- _Directions_:
Set down the whole listing verbatim.

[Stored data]

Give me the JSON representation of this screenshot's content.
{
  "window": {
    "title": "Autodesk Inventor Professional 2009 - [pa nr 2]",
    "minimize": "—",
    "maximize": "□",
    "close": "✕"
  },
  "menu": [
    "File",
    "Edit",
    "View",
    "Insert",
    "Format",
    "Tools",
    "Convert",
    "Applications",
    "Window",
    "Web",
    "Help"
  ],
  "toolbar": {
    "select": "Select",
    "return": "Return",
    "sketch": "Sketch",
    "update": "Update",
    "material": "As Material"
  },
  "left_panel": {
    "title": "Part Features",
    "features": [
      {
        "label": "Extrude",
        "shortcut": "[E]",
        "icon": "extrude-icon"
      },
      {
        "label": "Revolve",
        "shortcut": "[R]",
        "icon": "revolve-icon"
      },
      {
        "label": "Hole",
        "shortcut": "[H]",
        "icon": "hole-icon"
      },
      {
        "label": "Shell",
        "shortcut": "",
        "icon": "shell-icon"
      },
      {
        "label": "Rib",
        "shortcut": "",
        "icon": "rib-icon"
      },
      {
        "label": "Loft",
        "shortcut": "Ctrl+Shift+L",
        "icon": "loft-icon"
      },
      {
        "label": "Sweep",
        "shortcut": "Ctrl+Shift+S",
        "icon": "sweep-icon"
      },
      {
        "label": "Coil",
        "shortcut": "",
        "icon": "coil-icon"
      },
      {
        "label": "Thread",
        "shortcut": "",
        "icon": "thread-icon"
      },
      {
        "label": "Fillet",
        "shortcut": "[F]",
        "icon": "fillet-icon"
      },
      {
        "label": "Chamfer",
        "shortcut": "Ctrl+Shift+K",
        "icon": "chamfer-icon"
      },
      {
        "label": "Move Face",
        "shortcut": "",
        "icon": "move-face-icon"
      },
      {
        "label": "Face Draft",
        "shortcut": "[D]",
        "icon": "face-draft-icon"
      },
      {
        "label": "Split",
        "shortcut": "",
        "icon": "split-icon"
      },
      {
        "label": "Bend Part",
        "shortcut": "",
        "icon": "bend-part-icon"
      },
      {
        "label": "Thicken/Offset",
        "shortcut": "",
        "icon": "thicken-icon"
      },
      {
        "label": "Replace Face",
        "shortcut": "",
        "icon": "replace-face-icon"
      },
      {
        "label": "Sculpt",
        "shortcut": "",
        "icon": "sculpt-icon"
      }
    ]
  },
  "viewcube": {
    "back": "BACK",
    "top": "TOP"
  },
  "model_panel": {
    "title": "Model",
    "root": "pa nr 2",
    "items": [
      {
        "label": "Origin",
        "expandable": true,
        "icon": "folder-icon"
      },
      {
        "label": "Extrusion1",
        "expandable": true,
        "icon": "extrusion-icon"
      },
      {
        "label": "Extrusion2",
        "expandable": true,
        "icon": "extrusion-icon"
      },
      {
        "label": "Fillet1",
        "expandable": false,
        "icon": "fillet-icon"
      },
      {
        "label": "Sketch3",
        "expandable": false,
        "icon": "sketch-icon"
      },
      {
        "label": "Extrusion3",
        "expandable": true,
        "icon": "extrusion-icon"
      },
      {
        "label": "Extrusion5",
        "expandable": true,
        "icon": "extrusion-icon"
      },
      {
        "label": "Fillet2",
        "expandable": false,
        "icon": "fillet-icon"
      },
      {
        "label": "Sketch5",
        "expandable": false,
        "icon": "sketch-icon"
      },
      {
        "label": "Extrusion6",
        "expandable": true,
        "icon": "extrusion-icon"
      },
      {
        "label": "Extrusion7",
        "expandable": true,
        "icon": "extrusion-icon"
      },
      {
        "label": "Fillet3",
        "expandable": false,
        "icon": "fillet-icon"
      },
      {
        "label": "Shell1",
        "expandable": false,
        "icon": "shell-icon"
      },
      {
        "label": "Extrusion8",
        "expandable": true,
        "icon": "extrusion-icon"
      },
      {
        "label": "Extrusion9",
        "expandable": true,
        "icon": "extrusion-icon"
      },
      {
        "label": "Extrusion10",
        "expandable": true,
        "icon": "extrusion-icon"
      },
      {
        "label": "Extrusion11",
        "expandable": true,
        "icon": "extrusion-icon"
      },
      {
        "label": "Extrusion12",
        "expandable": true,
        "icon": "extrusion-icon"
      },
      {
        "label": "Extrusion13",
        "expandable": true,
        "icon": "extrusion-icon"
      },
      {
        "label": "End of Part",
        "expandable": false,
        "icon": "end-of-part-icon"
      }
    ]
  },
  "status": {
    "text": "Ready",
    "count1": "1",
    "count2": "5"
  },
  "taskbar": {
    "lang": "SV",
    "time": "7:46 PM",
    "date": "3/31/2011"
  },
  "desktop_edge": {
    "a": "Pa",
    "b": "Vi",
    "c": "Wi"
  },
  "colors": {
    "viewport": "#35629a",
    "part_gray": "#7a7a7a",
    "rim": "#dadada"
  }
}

- _Response for this exercise_:
Give me the JSON representation of this screenshot's content.
{
  "window": {
    "title": "Autodesk Inventor Professional 2009 - [pa nr 2]",
    "minimize": "—",
    "maximize": "□",
    "close": "✕"
  },
  "menu": [
    "File",
    "Edit",
    "View",
    "Insert",
    "Format",
    "Tools",
    "Convert",
    "Applications",
    "Window",
    "Web",
    "Help"
  ],
  "toolbar": {
    "select": "Select",
    "return": "Return",
    "sketch": "Sketch",
    "update": "Update",
    "material": "As Material"
  },
  "left_panel": {
    "title": "Part Features",
    "features": [
      {
        "label": "Extrude",
        "shortcut": "[E]",
        "icon": "extrude-icon"
      },
      {
        "label": "Revolve",
        "shortcut": "[R]",
        "icon": "revolve-icon"
      },
      {
        "label": "Hole",
        "shortcut": "[H]",
        "icon": "hole-icon"
      },
      {
        "label": "Shell",
        "shortcut": "",
        "icon": "shell-icon"
      },
      {
        "label": "Rib",
        "shortcut": "",
        "icon": "rib-icon"
      },
      {
        "label": "Loft",
        "shortcut": "Ctrl+Shift+L",
        "icon": "loft-icon"
      },
      {
        "label": "Sweep",
        "shortcut": "Ctrl+Shift+S",
        "icon": "sweep-icon"
      },
      {
        "label": "Coil",
        "shortcut": "",
        "icon": "coil-icon"
      },
      {
        "label": "Thread",
        "shortcut": "",
        "icon": "thread-icon"
      },
      {
        "label": "Fillet",
        "shortcut": "[F]",
        "icon": "fillet-icon"
      },
      {
        "label": "Chamfer",
        "shortcut": "Ctrl+Shift+K",
        "icon": "chamfer-icon"
      },
      {
        "label": "Move Face",
        "shortcut": "",
        "icon": "move-face-icon"
      },
      {
        "label": "Face Draft",
        "shortcut": "[D]",
        "icon": "face-draft-icon"
      },
      {
        "label": "Split",
        "shortcut": "",
        "icon": "split-icon"
      },
      {
        "label": "Bend Part",
        "shortcut": "",
        "icon": "bend-part-icon"
      },
      {
        "label": "Thicken/Offset",
        "shortcut": "",
        "icon": "thicken-icon"
      },
      {
        "label": "Replace Face",
        "shortcut": "",
        "icon": "replace-face-icon"
      },
      {
        "label": "Sculpt",
        "shortcut": "",
        "icon": "sculpt-icon"
      }
    ]
  },
  "viewcube": {
    "back": "BACK",
    "top": "TOP"
  },
  "model_panel": {
    "title": "Model",
    "root": "pa nr 2",
    "items": [
      {
        "label": "Origin",
        "expandable": true,
        "icon": "folder-icon"
      },
      {
        "label": "Extrusion1",
        "expandable": true,
        "icon": "extrusion-icon"
      },
      {
        "label": "Extrusion2",
        "expandable": true,
        "icon": "extrusion-icon"
      },
      {
        "label": "Fillet1",
        "expandable": false,
        "icon": "fillet-icon"
      },
      {
        "label": "Sketch3",
        "expandable": false,
        "icon": "sketch-icon"
      },
      {
        "label": "Extrusion3",
        "expandable": true,
        "icon": "extrusion-icon"
      },
      {
        "label": "Extrusion5",
        "expandable": true,
        "icon": "extrusion-icon"
      },
      {
        "label": "Fillet2",
        "expandable": false,
        "icon": "fillet-icon"
      },
      {
        "label": "Sketch5",
        "expandable": false,
        "icon": "sketch-icon"
      },
      {
        "label": "Extrusion6",
        "expandable": true,
        "icon": "extrusion-icon"
      },
      {
        "label": "Extrusion7",
        "expandable": true,
        "icon": "extrusion-icon"
      },
      {
        "label": "Fillet3",
        "expandable": false,
        "icon": "fillet-icon"
      },
      {
        "label": "Shell1",
        "expandable": false,
        "icon": "shell-icon"
      },
      {
        "label": "Extrusion8",
        "expandable": true,
        "icon": "extrusion-icon"
      },
      {
        "label": "Extrusion9",
        "expandable": true,
        "icon": "extrusion-icon"
      },
      {
        "label": "Extrusion10",
        "expandable": true,
        "icon": "extrusion-icon"
      },
      {
        "label": "Extrusion11",
        "expandable": true,
        "icon": "extrusion-icon"
      },
      {
        "label": "Extrusion12",
        "expandable": true,
        "icon": "extrusion-icon"
      },
      {
        "label": "Extrusion13",
        "expandable": true,
        "icon": "extrusion-icon"
      },
      {
        "label": "End of Part",
        "expandable": false,
        "icon": "end-of-part-icon"
      }
    ]
  },
  "status": {
    "text": "Ready",
    "count1": "1",
    "count2": "5"
  },
  "taskbar": {
    "lang": "SV",
    "time": "7:46 PM",
    "date": "3/31/2011"
  },
  "desktop_edge": {
    "a": "Pa",
    "b": "Vi",
    "c": "Wi"
  },
  "colors": {
    "viewport": "#35629a",
    "part_gray": "#7a7a7a",
    "rim": "#dadada"
  }
}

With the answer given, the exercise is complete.